:: Directive ::
Show each line from the listing that includes the word "Cheese".

:: Records for this task ::
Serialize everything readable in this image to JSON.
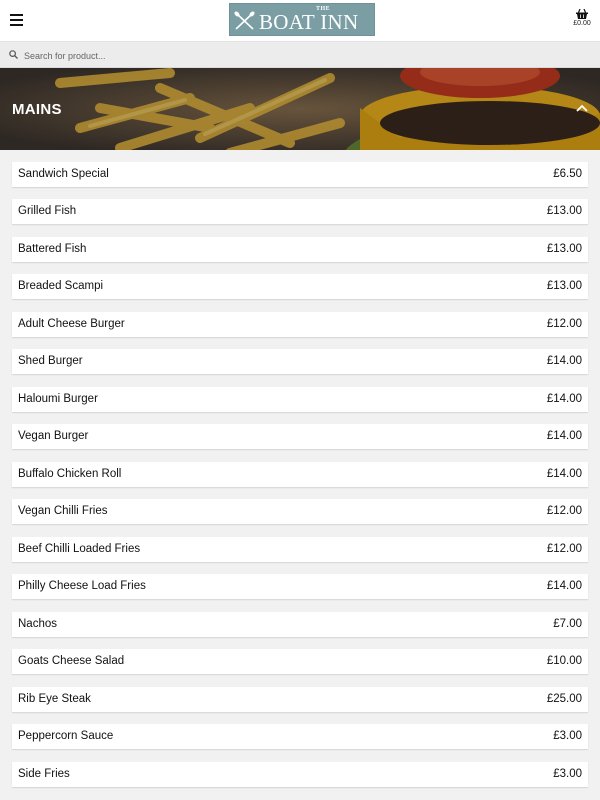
{
  "header": {
    "logo_small": "THE",
    "logo_name": "BOAT INN",
    "cart_total": "£0.00"
  },
  "search": {
    "placeholder": "Search for product..."
  },
  "section": {
    "title": "MAINS"
  },
  "items": [
    {
      "name": "Sandwich Special",
      "price": "£6.50"
    },
    {
      "name": "Grilled Fish",
      "price": "£13.00"
    },
    {
      "name": "Battered Fish",
      "price": "£13.00"
    },
    {
      "name": "Breaded Scampi",
      "price": "£13.00"
    },
    {
      "name": "Adult Cheese Burger",
      "price": "£12.00"
    },
    {
      "name": "Shed Burger",
      "price": "£14.00"
    },
    {
      "name": "Haloumi Burger",
      "price": "£14.00"
    },
    {
      "name": "Vegan Burger",
      "price": "£14.00"
    },
    {
      "name": "Buffalo Chicken Roll",
      "price": "£14.00"
    },
    {
      "name": "Vegan Chilli Fries",
      "price": "£12.00"
    },
    {
      "name": "Beef Chilli Loaded Fries",
      "price": "£12.00"
    },
    {
      "name": "Philly Cheese Load Fries",
      "price": "£14.00"
    },
    {
      "name": "Nachos",
      "price": "£7.00"
    },
    {
      "name": "Goats Cheese Salad",
      "price": "£10.00"
    },
    {
      "name": "Rib Eye Steak",
      "price": "£25.00"
    },
    {
      "name": "Peppercorn Sauce",
      "price": "£3.00"
    },
    {
      "name": "Side Fries",
      "price": "£3.00"
    }
  ],
  "colors": {
    "logo_bg": "#7a9ea3",
    "page_bg": "#f1f1f1"
  },
  "icons": {
    "menu": "hamburger-icon",
    "cart": "basket-icon",
    "search": "search-icon",
    "collapse": "chevron-up-icon"
  }
}
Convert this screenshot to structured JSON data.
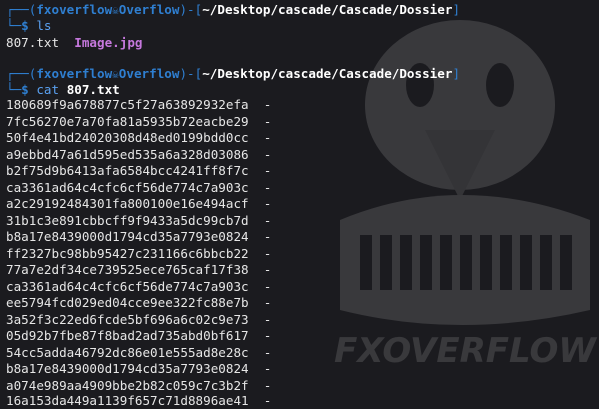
{
  "prompt1": {
    "user": "fxoverflow",
    "host_glyph": "☠",
    "host": "Overflow",
    "path": "~/Desktop/cascade/Cascade/Dossier",
    "command": "ls"
  },
  "ls_output": {
    "file1": "807.txt",
    "file2": "Image.jpg"
  },
  "prompt2": {
    "user": "fxoverflow",
    "host_glyph": "☠",
    "host": "Overflow",
    "path": "~/Desktop/cascade/Cascade/Dossier",
    "command": "cat",
    "argument": "807.txt"
  },
  "hash_lines": [
    "180689f9a678877c5f27a63892932efa  -",
    "7fc56270e7a70fa81a5935b72eacbe29  -",
    "50f4e41bd24020308d48ed0199bdd0cc  -",
    "a9ebbd47a61d595ed535a6a328d03086  -",
    "b2f75d9b6413afa6584bcc4241ff8f7c  -",
    "ca3361ad64c4cfc6cf56de774c7a903c  -",
    "a2c29192484301fa800100e16e494acf  -",
    "31b1c3e891cbbcff9f9433a5dc99cb7d  -",
    "b8a17e8439000d1794cd35a7793e0824  -",
    "ff2327bc98bb95427c231166c6bbcb22  -",
    "77a7e2df34ce739525ece765caf17f38  -",
    "ca3361ad64c4cfc6cf56de774c7a903c  -",
    "ee5794fcd029ed04cce9ee322fc88e7b  -",
    "3a52f3c22ed6fcde5bf696a6c02c9e73  -",
    "05d92b7fbe87f8bad2ad735abd0bf617  -",
    "54cc5adda46792dc86e01e555ad8e28c  -",
    "b8a17e8439000d1794cd35a7793e0824  -",
    "a074e989aa4909bbe2b82c059c7c3b2f  -",
    "16a153da449a1139f657c71d8896ae41  -"
  ],
  "watermark": {
    "text": "FXOVERFLOW",
    "icon": "penguin-mascot-icon"
  },
  "colors": {
    "background": "#1b1b1f",
    "prompt_frame": "#2f7fd1",
    "command": "#5aa0f0",
    "image_file": "#c678dd",
    "text": "#e6e6e6"
  }
}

:: Right answer ::
      "name": "Adult Cheese Burger",
      "name": "Philly Cheese Load Fries",
      "name": "Goats Cheese Salad",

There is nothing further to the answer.